— BEGIN —

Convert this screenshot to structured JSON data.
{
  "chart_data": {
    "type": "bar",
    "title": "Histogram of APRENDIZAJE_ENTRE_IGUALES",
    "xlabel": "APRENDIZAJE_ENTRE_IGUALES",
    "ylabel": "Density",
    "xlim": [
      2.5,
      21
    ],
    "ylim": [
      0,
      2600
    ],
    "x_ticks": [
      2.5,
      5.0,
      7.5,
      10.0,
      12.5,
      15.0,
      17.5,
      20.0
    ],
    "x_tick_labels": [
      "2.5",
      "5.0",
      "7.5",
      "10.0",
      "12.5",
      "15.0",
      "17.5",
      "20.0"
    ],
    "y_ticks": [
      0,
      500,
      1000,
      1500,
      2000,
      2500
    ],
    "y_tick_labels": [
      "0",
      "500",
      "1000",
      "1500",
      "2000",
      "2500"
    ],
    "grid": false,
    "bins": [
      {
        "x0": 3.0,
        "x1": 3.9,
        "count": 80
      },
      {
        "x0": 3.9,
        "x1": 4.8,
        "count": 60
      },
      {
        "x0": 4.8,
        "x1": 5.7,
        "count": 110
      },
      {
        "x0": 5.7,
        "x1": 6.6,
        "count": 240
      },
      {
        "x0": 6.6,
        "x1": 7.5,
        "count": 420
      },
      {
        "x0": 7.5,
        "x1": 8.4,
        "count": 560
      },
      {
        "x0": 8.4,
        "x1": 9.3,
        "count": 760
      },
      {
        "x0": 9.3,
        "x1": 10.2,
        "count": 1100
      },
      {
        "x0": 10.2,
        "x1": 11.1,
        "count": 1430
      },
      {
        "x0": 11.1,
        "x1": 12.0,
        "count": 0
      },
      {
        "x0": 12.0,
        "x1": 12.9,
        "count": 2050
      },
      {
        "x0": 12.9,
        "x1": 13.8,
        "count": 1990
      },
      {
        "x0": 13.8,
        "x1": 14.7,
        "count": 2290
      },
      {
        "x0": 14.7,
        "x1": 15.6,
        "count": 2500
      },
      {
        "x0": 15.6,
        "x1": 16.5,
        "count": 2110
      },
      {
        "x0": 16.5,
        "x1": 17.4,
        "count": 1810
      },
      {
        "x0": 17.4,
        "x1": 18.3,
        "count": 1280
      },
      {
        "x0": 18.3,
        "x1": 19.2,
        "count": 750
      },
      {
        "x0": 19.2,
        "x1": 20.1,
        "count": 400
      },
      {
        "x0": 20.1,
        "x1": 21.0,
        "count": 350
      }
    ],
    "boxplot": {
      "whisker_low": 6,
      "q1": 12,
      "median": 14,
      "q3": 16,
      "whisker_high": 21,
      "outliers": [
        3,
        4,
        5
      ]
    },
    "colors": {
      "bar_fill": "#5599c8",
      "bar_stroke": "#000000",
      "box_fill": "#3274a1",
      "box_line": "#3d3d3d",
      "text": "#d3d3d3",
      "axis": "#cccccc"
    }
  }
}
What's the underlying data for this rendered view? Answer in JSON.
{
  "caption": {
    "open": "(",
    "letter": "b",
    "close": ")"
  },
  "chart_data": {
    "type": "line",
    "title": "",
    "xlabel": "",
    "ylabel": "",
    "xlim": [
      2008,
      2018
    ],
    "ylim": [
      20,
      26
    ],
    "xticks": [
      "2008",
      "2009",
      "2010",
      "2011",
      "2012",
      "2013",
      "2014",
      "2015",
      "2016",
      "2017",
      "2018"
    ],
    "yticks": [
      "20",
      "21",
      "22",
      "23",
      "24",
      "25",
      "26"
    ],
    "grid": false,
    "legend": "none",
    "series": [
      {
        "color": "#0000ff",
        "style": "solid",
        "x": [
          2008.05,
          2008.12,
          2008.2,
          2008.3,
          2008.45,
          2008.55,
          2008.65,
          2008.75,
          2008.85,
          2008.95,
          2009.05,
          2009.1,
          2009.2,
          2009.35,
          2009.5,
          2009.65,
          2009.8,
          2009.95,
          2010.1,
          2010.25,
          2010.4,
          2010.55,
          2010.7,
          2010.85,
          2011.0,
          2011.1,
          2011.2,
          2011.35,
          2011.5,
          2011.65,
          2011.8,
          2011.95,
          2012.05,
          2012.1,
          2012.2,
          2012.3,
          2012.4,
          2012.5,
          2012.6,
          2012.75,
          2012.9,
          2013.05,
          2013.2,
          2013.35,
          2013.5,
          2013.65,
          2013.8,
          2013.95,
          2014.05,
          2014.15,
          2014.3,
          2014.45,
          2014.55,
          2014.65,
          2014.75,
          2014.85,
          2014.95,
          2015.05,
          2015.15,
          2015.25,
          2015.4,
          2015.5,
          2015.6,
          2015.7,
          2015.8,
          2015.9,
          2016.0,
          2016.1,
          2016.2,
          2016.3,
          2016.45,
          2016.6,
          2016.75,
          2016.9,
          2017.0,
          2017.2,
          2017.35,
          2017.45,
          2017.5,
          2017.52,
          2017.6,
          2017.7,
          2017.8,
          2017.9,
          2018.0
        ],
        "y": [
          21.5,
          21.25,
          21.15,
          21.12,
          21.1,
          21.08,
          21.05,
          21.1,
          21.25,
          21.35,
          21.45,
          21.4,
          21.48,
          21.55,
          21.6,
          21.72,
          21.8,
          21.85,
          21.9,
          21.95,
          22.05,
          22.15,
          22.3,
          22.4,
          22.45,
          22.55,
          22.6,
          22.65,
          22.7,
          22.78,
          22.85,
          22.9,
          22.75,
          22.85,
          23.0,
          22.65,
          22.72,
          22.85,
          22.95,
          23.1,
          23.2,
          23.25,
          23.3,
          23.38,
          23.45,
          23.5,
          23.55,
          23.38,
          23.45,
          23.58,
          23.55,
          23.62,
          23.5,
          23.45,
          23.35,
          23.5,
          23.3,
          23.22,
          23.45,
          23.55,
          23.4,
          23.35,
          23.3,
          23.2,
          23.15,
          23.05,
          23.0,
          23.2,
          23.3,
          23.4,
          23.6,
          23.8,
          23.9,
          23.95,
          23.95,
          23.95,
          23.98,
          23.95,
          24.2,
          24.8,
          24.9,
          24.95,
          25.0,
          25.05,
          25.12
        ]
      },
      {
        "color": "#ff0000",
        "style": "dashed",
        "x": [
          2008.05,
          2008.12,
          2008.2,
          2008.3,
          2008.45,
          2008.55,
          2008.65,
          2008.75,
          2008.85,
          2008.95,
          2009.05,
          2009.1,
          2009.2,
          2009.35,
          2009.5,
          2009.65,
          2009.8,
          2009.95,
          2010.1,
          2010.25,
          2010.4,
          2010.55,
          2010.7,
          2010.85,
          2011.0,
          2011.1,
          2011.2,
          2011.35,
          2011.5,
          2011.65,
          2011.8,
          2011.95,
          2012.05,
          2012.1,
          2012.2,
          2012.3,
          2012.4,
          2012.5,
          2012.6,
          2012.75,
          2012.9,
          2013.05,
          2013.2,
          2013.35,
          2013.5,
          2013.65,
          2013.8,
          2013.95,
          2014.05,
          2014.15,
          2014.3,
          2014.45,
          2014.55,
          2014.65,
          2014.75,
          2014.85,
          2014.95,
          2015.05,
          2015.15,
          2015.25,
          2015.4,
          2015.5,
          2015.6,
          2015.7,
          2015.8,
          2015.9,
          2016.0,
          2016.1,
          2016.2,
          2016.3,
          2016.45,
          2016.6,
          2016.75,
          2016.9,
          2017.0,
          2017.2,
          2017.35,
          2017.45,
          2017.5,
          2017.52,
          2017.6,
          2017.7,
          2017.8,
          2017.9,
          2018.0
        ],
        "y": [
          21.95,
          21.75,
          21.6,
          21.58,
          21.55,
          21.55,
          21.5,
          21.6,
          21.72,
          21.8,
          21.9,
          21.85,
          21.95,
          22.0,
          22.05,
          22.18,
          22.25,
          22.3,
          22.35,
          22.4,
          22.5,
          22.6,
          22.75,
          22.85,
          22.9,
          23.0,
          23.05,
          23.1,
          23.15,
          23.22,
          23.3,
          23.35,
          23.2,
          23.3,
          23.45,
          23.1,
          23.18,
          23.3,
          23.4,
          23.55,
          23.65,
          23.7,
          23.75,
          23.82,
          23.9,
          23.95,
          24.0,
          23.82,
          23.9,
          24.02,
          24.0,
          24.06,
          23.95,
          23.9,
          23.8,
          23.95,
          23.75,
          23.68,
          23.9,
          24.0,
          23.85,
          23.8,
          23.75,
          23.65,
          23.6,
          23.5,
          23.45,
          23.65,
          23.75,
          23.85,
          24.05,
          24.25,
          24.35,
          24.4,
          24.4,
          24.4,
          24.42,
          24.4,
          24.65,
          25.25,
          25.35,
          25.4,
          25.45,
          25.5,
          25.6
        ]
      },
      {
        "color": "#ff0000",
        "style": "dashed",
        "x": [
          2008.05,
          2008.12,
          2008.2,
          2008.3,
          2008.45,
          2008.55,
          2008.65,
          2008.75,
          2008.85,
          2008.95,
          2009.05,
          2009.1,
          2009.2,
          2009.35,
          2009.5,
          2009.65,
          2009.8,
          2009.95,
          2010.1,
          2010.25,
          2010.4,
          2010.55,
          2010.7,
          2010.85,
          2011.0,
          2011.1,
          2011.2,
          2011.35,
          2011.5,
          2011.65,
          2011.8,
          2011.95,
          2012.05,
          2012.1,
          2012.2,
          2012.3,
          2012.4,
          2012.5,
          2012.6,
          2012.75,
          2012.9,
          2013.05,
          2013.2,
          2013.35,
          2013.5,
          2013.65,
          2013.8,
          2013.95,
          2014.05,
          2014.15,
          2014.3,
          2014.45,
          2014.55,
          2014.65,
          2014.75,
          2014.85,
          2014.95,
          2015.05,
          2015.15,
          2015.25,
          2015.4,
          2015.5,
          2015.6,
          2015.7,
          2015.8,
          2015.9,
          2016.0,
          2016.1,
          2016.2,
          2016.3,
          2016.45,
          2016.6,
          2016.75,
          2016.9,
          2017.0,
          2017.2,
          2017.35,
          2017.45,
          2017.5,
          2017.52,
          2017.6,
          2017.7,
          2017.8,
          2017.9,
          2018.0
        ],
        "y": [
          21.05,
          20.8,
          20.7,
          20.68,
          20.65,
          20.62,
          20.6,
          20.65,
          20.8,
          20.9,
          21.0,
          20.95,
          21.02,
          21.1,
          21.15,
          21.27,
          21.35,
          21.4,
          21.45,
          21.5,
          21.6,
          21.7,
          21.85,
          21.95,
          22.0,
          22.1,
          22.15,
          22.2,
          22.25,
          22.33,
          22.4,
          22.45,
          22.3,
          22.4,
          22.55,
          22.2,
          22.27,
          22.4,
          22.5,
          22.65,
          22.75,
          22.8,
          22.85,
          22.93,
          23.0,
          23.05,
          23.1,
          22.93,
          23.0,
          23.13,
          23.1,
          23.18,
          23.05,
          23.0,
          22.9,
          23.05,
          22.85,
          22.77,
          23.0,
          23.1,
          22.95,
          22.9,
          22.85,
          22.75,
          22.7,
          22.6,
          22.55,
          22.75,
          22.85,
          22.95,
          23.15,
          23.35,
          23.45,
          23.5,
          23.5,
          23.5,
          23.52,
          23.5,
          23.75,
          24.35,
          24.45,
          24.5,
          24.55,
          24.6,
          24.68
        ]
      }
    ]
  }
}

— END —

(Exercise aim) Take every line that includes the string "JSON" and copy it.

(Finished task)
Convert this screenshot to structured JSON data.
What's the underlying data for this rendered view? Answer in JSON.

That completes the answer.